• Requirement: Show every line that has the string "screenshot" in it.
-- Begin Rows --
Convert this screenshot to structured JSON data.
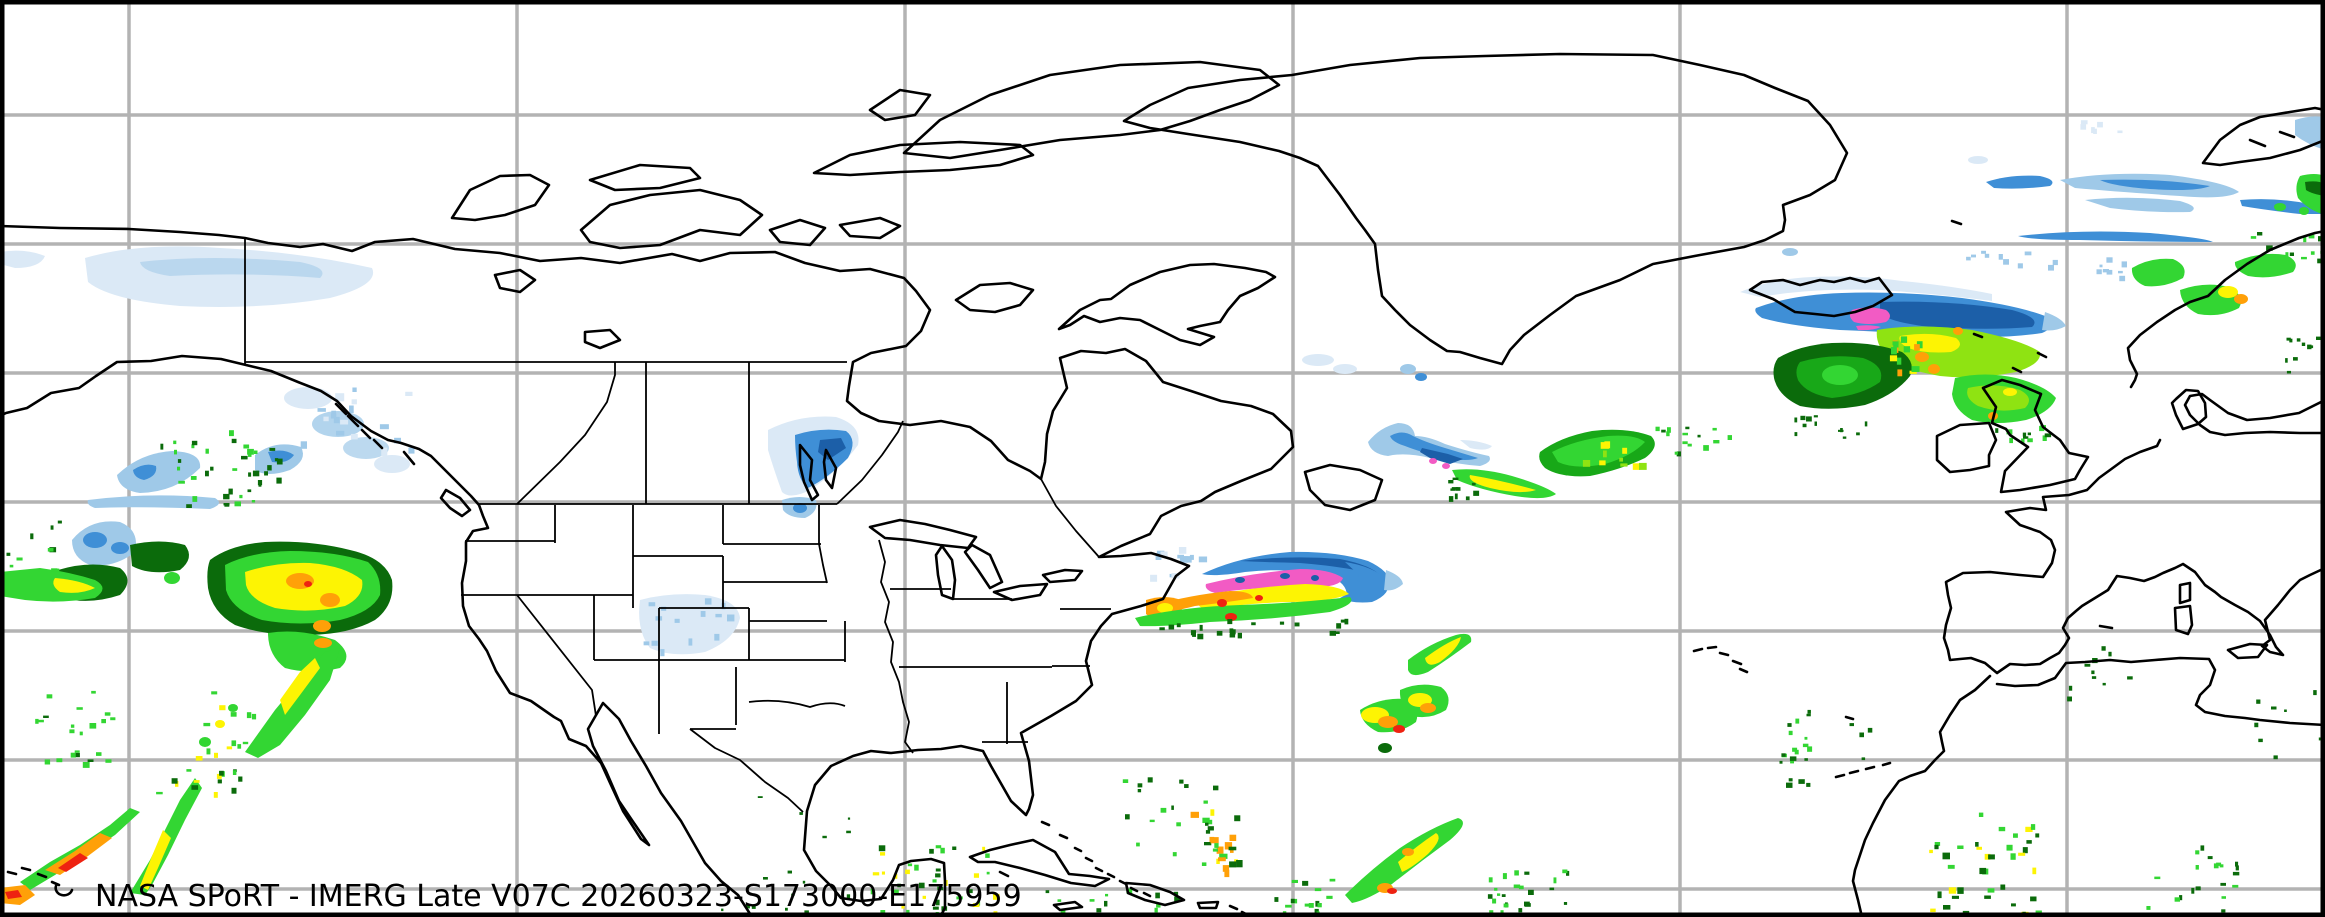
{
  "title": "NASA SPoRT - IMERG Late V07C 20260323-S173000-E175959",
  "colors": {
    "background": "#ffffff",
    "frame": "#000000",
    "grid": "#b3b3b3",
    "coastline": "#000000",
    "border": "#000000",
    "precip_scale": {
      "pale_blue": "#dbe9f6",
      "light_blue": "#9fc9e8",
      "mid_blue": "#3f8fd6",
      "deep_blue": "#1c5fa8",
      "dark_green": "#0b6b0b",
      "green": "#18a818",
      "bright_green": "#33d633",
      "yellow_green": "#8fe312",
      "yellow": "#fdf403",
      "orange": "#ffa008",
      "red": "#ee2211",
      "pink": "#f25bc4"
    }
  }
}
-- End Rows --
-- Begin Rows --
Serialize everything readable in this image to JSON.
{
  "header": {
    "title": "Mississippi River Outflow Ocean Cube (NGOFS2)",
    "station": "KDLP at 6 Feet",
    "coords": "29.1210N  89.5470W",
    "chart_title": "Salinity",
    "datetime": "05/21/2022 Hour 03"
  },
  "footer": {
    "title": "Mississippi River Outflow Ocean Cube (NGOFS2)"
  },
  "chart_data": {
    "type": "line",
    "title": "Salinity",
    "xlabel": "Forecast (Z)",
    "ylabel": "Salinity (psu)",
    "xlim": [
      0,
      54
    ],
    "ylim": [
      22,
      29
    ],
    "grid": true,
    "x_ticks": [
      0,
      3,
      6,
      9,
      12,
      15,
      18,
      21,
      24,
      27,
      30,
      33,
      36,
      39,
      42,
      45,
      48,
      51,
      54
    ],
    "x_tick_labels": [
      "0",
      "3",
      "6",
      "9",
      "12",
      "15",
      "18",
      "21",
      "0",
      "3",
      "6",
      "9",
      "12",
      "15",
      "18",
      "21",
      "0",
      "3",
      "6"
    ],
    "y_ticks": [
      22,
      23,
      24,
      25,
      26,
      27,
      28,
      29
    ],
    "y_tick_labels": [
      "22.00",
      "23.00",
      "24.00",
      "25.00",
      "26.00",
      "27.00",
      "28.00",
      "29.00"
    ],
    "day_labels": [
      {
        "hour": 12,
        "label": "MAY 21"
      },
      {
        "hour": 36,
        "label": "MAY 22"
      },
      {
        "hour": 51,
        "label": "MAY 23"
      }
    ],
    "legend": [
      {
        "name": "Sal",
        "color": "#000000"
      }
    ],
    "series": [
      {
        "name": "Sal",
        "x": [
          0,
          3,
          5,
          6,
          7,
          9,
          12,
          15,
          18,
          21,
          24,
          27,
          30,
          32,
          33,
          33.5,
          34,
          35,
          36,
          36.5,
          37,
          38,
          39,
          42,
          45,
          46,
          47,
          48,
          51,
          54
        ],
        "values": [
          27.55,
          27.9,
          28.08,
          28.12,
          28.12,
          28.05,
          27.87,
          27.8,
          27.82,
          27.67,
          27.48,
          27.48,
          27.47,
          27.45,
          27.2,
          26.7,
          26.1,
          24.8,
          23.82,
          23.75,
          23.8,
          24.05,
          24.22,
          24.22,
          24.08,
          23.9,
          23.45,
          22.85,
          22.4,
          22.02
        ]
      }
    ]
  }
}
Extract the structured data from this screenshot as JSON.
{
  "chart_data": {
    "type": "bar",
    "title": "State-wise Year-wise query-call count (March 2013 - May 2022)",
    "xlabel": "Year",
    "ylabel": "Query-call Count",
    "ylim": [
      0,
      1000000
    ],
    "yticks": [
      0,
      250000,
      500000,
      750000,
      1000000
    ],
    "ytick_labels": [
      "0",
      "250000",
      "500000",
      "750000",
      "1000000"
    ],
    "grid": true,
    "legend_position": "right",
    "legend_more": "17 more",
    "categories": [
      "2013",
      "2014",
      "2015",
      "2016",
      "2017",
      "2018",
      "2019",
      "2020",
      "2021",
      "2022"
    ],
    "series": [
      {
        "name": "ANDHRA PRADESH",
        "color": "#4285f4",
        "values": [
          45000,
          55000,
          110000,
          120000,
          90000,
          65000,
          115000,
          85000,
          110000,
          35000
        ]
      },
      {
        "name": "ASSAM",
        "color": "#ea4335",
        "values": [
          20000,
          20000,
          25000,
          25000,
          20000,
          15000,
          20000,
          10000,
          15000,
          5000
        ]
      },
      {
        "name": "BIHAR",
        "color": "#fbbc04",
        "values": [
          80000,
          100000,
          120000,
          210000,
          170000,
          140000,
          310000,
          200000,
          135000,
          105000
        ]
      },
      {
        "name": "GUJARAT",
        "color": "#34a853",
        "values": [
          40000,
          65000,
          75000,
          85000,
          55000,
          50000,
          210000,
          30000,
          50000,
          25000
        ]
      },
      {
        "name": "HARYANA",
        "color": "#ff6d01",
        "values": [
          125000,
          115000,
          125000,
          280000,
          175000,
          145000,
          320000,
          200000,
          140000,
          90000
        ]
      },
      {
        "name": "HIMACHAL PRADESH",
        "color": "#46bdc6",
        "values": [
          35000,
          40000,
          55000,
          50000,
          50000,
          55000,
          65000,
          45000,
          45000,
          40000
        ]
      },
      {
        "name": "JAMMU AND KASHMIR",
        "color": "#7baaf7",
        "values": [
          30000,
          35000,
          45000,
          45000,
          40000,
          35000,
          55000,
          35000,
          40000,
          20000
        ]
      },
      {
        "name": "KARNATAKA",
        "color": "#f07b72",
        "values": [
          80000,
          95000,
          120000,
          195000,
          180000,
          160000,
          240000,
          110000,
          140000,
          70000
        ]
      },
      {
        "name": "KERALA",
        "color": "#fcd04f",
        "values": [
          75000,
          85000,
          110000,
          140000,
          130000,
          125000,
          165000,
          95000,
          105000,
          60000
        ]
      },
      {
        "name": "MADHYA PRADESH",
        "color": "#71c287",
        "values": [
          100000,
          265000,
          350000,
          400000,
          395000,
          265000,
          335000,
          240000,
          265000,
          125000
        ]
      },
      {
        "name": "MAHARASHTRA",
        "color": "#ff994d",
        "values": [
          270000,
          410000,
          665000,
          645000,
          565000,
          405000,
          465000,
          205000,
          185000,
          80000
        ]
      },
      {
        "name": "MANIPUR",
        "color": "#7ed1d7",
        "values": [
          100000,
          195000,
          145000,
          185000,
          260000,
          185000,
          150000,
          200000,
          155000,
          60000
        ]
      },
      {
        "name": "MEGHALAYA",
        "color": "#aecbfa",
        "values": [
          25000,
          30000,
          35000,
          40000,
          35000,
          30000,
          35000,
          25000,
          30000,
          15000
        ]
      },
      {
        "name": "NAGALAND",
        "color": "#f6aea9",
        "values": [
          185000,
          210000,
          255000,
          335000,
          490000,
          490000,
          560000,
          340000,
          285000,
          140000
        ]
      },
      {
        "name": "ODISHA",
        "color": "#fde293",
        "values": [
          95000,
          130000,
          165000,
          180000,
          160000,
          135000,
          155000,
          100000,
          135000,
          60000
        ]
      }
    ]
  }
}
-- End Rows --
-- Begin Rows --
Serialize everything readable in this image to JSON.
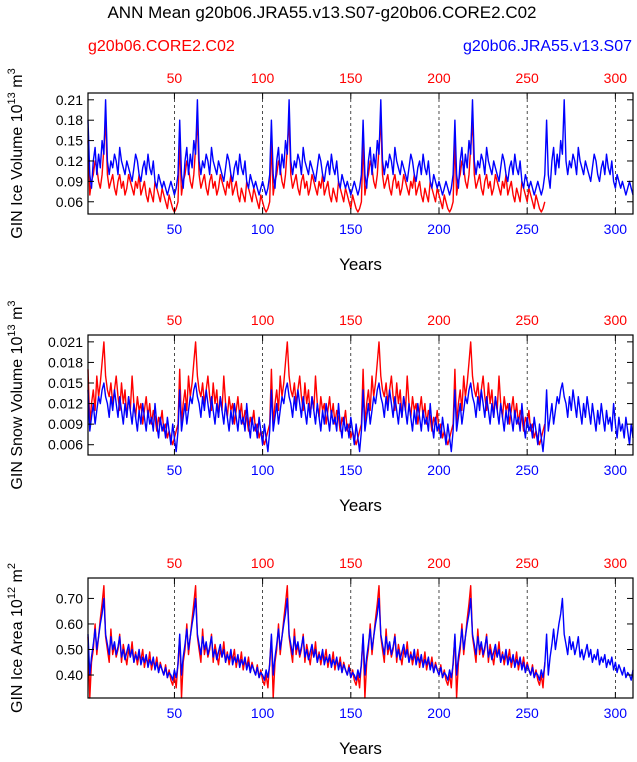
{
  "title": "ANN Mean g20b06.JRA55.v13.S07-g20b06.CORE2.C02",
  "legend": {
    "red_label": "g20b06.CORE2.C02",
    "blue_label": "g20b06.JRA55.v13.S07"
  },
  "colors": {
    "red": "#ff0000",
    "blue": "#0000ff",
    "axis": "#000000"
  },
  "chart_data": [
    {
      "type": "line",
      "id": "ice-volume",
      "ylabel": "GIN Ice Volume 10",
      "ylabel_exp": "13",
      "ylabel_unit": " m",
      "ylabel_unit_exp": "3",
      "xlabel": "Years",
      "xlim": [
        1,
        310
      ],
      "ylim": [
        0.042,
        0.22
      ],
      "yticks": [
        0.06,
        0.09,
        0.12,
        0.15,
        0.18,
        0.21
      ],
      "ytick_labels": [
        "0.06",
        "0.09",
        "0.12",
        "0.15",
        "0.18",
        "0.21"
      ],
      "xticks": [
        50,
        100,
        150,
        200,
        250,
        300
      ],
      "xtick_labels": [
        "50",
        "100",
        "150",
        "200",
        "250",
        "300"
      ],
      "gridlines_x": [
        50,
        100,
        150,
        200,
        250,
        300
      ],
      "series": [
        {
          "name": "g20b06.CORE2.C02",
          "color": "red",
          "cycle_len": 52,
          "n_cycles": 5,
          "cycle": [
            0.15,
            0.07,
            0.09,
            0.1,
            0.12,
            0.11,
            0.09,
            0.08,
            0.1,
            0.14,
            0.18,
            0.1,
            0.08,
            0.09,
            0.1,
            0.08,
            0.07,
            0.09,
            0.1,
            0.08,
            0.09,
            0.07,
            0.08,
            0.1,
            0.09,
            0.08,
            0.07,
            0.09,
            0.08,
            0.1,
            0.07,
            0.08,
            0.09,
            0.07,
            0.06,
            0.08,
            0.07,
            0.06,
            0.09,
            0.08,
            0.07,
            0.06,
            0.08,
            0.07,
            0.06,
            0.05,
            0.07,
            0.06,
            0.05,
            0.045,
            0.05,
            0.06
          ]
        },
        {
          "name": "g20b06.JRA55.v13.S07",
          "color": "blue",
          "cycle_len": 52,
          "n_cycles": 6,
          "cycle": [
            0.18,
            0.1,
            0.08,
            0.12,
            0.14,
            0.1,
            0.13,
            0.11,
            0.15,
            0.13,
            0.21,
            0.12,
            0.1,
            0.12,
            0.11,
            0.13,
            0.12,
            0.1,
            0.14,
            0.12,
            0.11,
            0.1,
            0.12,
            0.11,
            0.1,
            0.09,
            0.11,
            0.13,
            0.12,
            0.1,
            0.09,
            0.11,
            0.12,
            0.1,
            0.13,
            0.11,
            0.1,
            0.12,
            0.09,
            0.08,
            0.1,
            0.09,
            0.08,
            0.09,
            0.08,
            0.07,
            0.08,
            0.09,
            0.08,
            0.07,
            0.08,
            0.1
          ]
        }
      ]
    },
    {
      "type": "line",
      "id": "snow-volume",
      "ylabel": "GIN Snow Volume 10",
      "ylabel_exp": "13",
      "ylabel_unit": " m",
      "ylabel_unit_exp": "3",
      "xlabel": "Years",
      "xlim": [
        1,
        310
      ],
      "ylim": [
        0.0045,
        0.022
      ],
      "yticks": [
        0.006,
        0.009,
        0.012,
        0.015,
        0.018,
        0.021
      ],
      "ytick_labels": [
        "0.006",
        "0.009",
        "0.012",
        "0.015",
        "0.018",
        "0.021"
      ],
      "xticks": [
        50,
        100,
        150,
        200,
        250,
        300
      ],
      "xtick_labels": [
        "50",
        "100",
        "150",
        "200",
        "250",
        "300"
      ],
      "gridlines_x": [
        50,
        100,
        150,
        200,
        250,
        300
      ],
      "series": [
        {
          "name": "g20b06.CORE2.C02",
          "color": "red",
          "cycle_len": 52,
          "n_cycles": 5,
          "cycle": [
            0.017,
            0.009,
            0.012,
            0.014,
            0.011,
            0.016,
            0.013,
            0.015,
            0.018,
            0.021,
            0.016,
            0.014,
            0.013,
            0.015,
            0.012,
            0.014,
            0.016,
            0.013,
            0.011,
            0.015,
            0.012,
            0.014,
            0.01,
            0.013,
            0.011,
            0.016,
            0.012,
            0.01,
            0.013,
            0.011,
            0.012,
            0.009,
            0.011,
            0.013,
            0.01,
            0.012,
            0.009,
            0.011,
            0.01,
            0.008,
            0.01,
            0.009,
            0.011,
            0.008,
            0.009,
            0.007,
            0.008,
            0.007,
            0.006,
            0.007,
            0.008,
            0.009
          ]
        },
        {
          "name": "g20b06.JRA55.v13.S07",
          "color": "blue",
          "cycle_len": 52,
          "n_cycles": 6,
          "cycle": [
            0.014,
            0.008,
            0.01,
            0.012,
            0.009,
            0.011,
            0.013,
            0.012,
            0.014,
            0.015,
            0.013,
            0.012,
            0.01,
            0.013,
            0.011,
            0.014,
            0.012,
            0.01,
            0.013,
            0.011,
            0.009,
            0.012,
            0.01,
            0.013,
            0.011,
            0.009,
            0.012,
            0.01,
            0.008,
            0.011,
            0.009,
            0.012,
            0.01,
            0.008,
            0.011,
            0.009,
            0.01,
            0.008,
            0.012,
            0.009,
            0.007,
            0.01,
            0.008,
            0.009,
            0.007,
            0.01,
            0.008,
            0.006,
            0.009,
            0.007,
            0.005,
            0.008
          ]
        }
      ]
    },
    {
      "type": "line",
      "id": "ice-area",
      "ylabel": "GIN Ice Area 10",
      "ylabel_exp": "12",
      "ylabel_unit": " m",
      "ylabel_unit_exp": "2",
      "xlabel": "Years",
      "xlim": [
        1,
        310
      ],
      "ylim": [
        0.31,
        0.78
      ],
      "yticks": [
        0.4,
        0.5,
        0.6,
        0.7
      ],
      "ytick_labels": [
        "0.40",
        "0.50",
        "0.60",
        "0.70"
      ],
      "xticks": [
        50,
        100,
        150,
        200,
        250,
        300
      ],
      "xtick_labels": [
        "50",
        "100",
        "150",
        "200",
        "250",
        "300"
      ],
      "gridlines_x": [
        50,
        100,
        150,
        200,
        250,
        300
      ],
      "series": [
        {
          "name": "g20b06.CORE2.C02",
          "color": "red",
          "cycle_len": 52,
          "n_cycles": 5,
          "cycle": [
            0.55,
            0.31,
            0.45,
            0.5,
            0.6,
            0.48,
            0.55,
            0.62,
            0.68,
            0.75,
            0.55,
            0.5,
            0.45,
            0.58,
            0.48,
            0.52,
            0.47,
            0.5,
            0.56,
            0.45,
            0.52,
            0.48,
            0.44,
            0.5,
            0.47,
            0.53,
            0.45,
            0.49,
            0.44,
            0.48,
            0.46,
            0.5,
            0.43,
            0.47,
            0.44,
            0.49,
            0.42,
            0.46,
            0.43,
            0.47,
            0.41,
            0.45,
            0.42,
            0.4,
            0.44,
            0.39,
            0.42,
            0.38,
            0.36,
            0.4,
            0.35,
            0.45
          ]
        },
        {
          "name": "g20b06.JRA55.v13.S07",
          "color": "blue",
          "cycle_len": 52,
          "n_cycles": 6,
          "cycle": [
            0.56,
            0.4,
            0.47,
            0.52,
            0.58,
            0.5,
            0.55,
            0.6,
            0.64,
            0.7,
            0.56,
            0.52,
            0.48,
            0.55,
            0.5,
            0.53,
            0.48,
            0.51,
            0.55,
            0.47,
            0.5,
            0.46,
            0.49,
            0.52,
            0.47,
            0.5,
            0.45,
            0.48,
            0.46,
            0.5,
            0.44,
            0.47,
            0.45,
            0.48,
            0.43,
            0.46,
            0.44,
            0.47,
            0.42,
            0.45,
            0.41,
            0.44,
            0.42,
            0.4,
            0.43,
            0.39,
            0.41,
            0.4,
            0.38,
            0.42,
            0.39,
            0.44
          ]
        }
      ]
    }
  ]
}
-- End Rows --
• Answer to the task:
Convert this screenshot to structured JSON data.
Extract the structured data from this screenshot as JSON.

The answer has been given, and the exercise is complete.